= The problem =
Set all the material down again unchanged, without the pictures.

[BEGIN]

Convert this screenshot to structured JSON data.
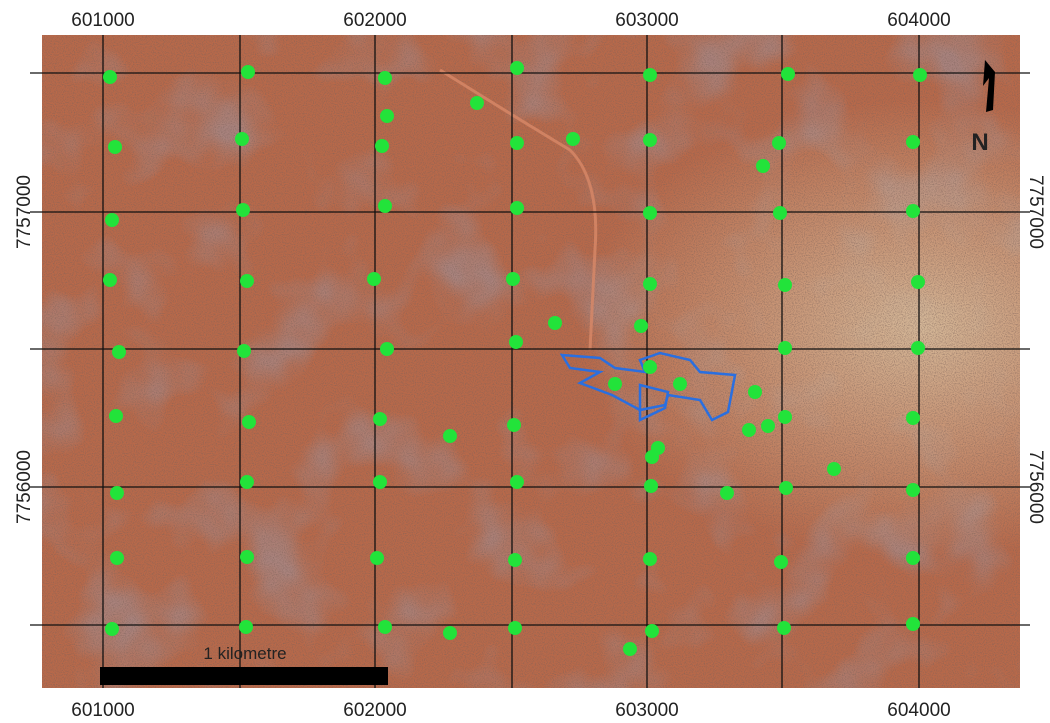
{
  "map": {
    "x_labels": [
      601000,
      602000,
      603000,
      604000
    ],
    "y_labels": [
      7757000,
      7756000
    ],
    "north": "N",
    "scale_bar": "1 kilometre"
  }
}
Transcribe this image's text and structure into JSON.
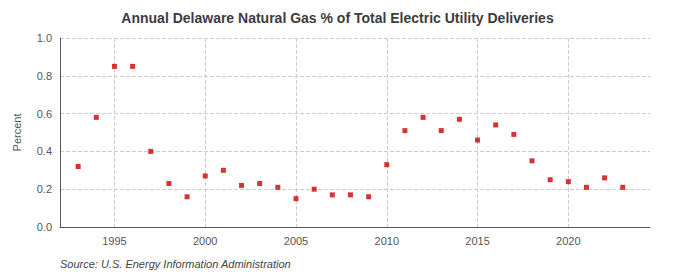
{
  "chart_data": {
    "type": "scatter",
    "title": "Annual Delaware Natural Gas % of Total Electric Utility Deliveries",
    "ylabel": "Percent",
    "annotations": [
      "Source: U.S. Energy Information Administration"
    ],
    "x": [
      1993,
      1994,
      1995,
      1996,
      1997,
      1998,
      1999,
      2000,
      2001,
      2002,
      2003,
      2004,
      2005,
      2006,
      2007,
      2008,
      2009,
      2010,
      2011,
      2012,
      2013,
      2014,
      2015,
      2016,
      2017,
      2018,
      2019,
      2020,
      2021,
      2022,
      2023
    ],
    "values": [
      0.32,
      0.58,
      0.85,
      0.85,
      0.4,
      0.23,
      0.16,
      0.27,
      0.3,
      0.22,
      0.23,
      0.21,
      0.15,
      0.2,
      0.17,
      0.17,
      0.16,
      0.33,
      0.51,
      0.58,
      0.51,
      0.57,
      0.46,
      0.54,
      0.49,
      0.35,
      0.25,
      0.24,
      0.21,
      0.26,
      0.21
    ],
    "color": "#cc0000",
    "marker": "square",
    "xlim": [
      1992.0,
      2024.5
    ],
    "xticks": [
      1995,
      2000,
      2005,
      2010,
      2015,
      2020
    ],
    "ylim": [
      0.0,
      1.0
    ],
    "yticks": [
      {
        "value": 0.0,
        "label": "0.0"
      },
      0.2,
      0.4,
      0.6,
      0.8,
      {
        "value": 1.0,
        "label": "1.0"
      }
    ],
    "grid": true
  }
}
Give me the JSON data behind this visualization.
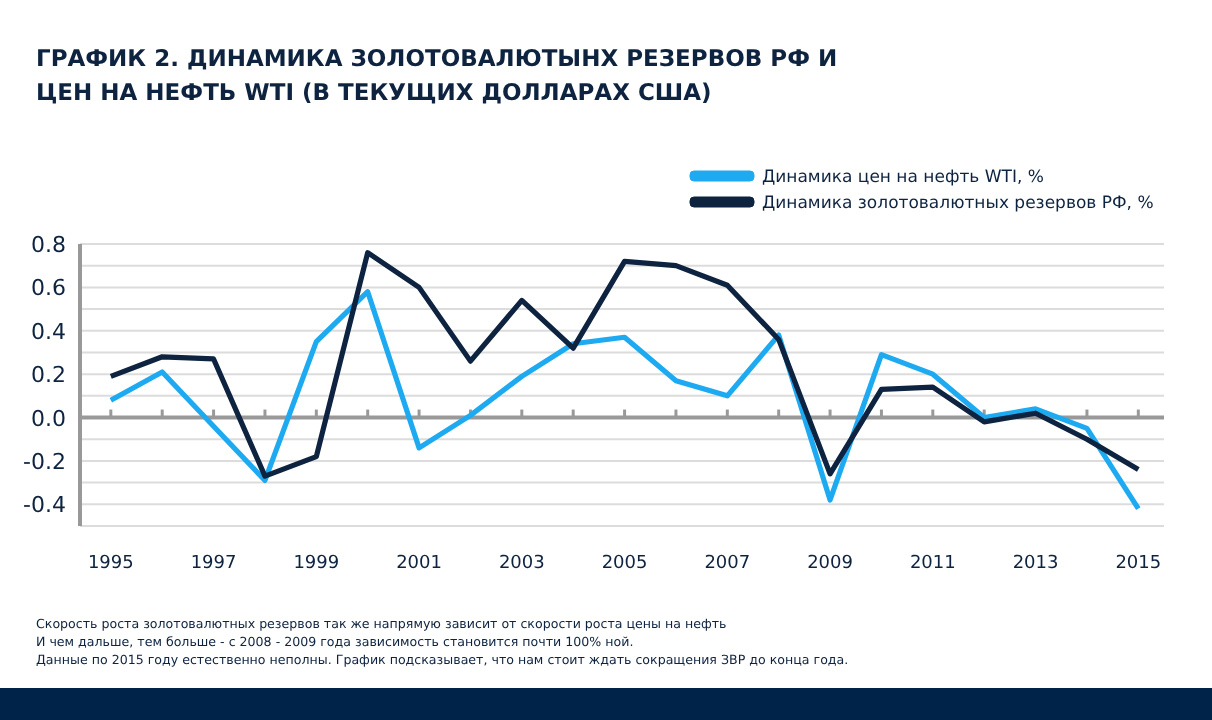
{
  "chart_data": {
    "type": "line",
    "title": "ГРАФИК 2. ДИНАМИКА ЗОЛОТОВАЛЮТЫНХ РЕЗЕРВОВ РФ И\nЦЕН НА НЕФТЬ WTI (В ТЕКУЩИХ ДОЛЛАРАХ США)",
    "x": [
      1995,
      1996,
      1997,
      1998,
      1999,
      2000,
      2001,
      2002,
      2003,
      2004,
      2005,
      2006,
      2007,
      2008,
      2009,
      2010,
      2011,
      2012,
      2013,
      2014,
      2015
    ],
    "series": [
      {
        "name": "Динамика цен на нефть WTI, %",
        "color": "#1eaaf1",
        "values": [
          0.08,
          0.21,
          -0.04,
          -0.29,
          0.35,
          0.58,
          -0.14,
          0.01,
          0.19,
          0.34,
          0.37,
          0.17,
          0.1,
          0.38,
          -0.38,
          0.29,
          0.2,
          0.0,
          0.04,
          -0.05,
          -0.42
        ]
      },
      {
        "name": "Динамика золотовалютных резервов РФ, %",
        "color": "#0d2340",
        "values": [
          0.19,
          0.28,
          0.27,
          -0.27,
          -0.18,
          0.76,
          0.6,
          0.26,
          0.54,
          0.32,
          0.72,
          0.7,
          0.61,
          0.36,
          -0.26,
          0.13,
          0.14,
          -0.02,
          0.02,
          -0.1,
          -0.24
        ]
      }
    ],
    "xlim": [
      1994.4,
      2015.5
    ],
    "xticks": [
      1995,
      {
        "value": 1996,
        "label": null
      },
      1997,
      {
        "value": 1998,
        "label": null
      },
      1999,
      {
        "value": 2000,
        "label": null
      },
      2001,
      {
        "value": 2002,
        "label": null
      },
      2003,
      {
        "value": 2004,
        "label": null
      },
      2005,
      {
        "value": 2006,
        "label": null
      },
      2007,
      {
        "value": 2008,
        "label": null
      },
      2009,
      {
        "value": 2010,
        "label": null
      },
      2011,
      {
        "value": 2012,
        "label": null
      },
      2013,
      {
        "value": 2014,
        "label": null
      },
      2015
    ],
    "ylim": [
      -0.5,
      0.8
    ],
    "yticks": [
      {
        "value": -0.5,
        "label": null
      },
      {
        "value": -0.4,
        "label": "-0.4"
      },
      {
        "value": -0.3,
        "label": null
      },
      {
        "value": -0.2,
        "label": "-0.2"
      },
      {
        "value": -0.1,
        "label": null
      },
      {
        "value": 0,
        "label": "0.0"
      },
      {
        "value": 0.1,
        "label": null
      },
      {
        "value": 0.2,
        "label": "0.2"
      },
      {
        "value": 0.3,
        "label": null
      },
      {
        "value": 0.4,
        "label": "0.4"
      },
      {
        "value": 0.5,
        "label": null
      },
      {
        "value": 0.6,
        "label": "0.6"
      },
      {
        "value": 0.7,
        "label": null
      },
      {
        "value": 0.8,
        "label": "0.8"
      }
    ],
    "grid": "y",
    "legend": "top right",
    "marker": "none",
    "line_style": "solid",
    "annotations": [
      "Скорость роста золотовалютных резервов так же напрямую зависит от скорости роста цены на нефть",
      "И чем дальше,  тем больше - с 2008 - 2009 года зависимость становится почти 100% ной.",
      "Данные по 2015 году естественно неполны. График подсказывает, что нам стоит ждать сокращения ЗВР до конца года."
    ]
  }
}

[END]

= Task answer =
Convert this screenshot to structured JSON data.
{
  "map": {
    "x_labels": [
      601000,
      602000,
      603000,
      604000
    ],
    "y_labels": [
      7757000,
      7756000
    ],
    "north": "N",
    "scale_bar": "1 kilometre"
  }
}
Transcribe this image's text and structure into JSON.
{
  "chart_data": {
    "type": "scatter",
    "title": "Annual Delaware Natural Gas % of Total Electric Utility Deliveries",
    "ylabel": "Percent",
    "annotations": [
      "Source: U.S. Energy Information Administration"
    ],
    "x": [
      1993,
      1994,
      1995,
      1996,
      1997,
      1998,
      1999,
      2000,
      2001,
      2002,
      2003,
      2004,
      2005,
      2006,
      2007,
      2008,
      2009,
      2010,
      2011,
      2012,
      2013,
      2014,
      2015,
      2016,
      2017,
      2018,
      2019,
      2020,
      2021,
      2022,
      2023
    ],
    "values": [
      0.32,
      0.58,
      0.85,
      0.85,
      0.4,
      0.23,
      0.16,
      0.27,
      0.3,
      0.22,
      0.23,
      0.21,
      0.15,
      0.2,
      0.17,
      0.17,
      0.16,
      0.33,
      0.51,
      0.58,
      0.51,
      0.57,
      0.46,
      0.54,
      0.49,
      0.35,
      0.25,
      0.24,
      0.21,
      0.26,
      0.21
    ],
    "color": "#cc0000",
    "marker": "square",
    "xlim": [
      1992.0,
      2024.5
    ],
    "xticks": [
      1995,
      2000,
      2005,
      2010,
      2015,
      2020
    ],
    "ylim": [
      0.0,
      1.0
    ],
    "yticks": [
      {
        "value": 0.0,
        "label": "0.0"
      },
      0.2,
      0.4,
      0.6,
      0.8,
      {
        "value": 1.0,
        "label": "1.0"
      }
    ],
    "grid": true
  }
}
Give me the JSON data behind this visualization.
{
  "chart_data": {
    "type": "line",
    "title": "ГРАФИК 2. ДИНАМИКА ЗОЛОТОВАЛЮТЫНХ РЕЗЕРВОВ РФ И\nЦЕН НА НЕФТЬ WTI (В ТЕКУЩИХ ДОЛЛАРАХ США)",
    "x": [
      1995,
      1996,
      1997,
      1998,
      1999,
      2000,
      2001,
      2002,
      2003,
      2004,
      2005,
      2006,
      2007,
      2008,
      2009,
      2010,
      2011,
      2012,
      2013,
      2014,
      2015
    ],
    "series": [
      {
        "name": "Динамика цен на нефть WTI, %",
        "color": "#1eaaf1",
        "values": [
          0.08,
          0.21,
          -0.04,
          -0.29,
          0.35,
          0.58,
          -0.14,
          0.01,
          0.19,
          0.34,
          0.37,
          0.17,
          0.1,
          0.38,
          -0.38,
          0.29,
          0.2,
          0.0,
          0.04,
          -0.05,
          -0.42
        ]
      },
      {
        "name": "Динамика золотовалютных резервов РФ, %",
        "color": "#0d2340",
        "values": [
          0.19,
          0.28,
          0.27,
          -0.27,
          -0.18,
          0.76,
          0.6,
          0.26,
          0.54,
          0.32,
          0.72,
          0.7,
          0.61,
          0.36,
          -0.26,
          0.13,
          0.14,
          -0.02,
          0.02,
          -0.1,
          -0.24
        ]
      }
    ],
    "xlim": [
      1994.4,
      2015.5
    ],
    "xticks": [
      1995,
      {
        "value": 1996,
        "label": null
      },
      1997,
      {
        "value": 1998,
        "label": null
      },
      1999,
      {
        "value": 2000,
        "label": null
      },
      2001,
      {
        "value": 2002,
        "label": null
      },
      2003,
      {
        "value": 2004,
        "label": null
      },
      2005,
      {
        "value": 2006,
        "label": null
      },
      2007,
      {
        "value": 2008,
        "label": null
      },
      2009,
      {
        "value": 2010,
        "label": null
      },
      2011,
      {
        "value": 2012,
        "label": null
      },
      2013,
      {
        "value": 2014,
        "label": null
      },
      2015
    ],
    "ylim": [
      -0.5,
      0.8
    ],
    "yticks": [
      {
        "value": -0.5,
        "label": null
      },
      {
        "value": -0.4,
        "label": "-0.4"
      },
      {
        "value": -0.3,
        "label": null
      },
      {
        "value": -0.2,
        "label": "-0.2"
      },
      {
        "value": -0.1,
        "label": null
      },
      {
        "value": 0,
        "label": "0.0"
      },
      {
        "value": 0.1,
        "label": null
      },
      {
        "value": 0.2,
        "label": "0.2"
      },
      {
        "value": 0.3,
        "label": null
      },
      {
        "value": 0.4,
        "label": "0.4"
      },
      {
        "value": 0.5,
        "label": null
      },
      {
        "value": 0.6,
        "label": "0.6"
      },
      {
        "value": 0.7,
        "label": null
      },
      {
        "value": 0.8,
        "label": "0.8"
      }
    ],
    "grid": "y",
    "legend": "top right",
    "marker": "none",
    "line_style": "solid",
    "annotations": [
      "Скорость роста золотовалютных резервов так же напрямую зависит от скорости роста цены на нефть",
      "И чем дальше,  тем больше - с 2008 - 2009 года зависимость становится почти 100% ной.",
      "Данные по 2015 году естественно неполны. График подсказывает, что нам стоит ждать сокращения ЗВР до конца года."
    ]
  }
}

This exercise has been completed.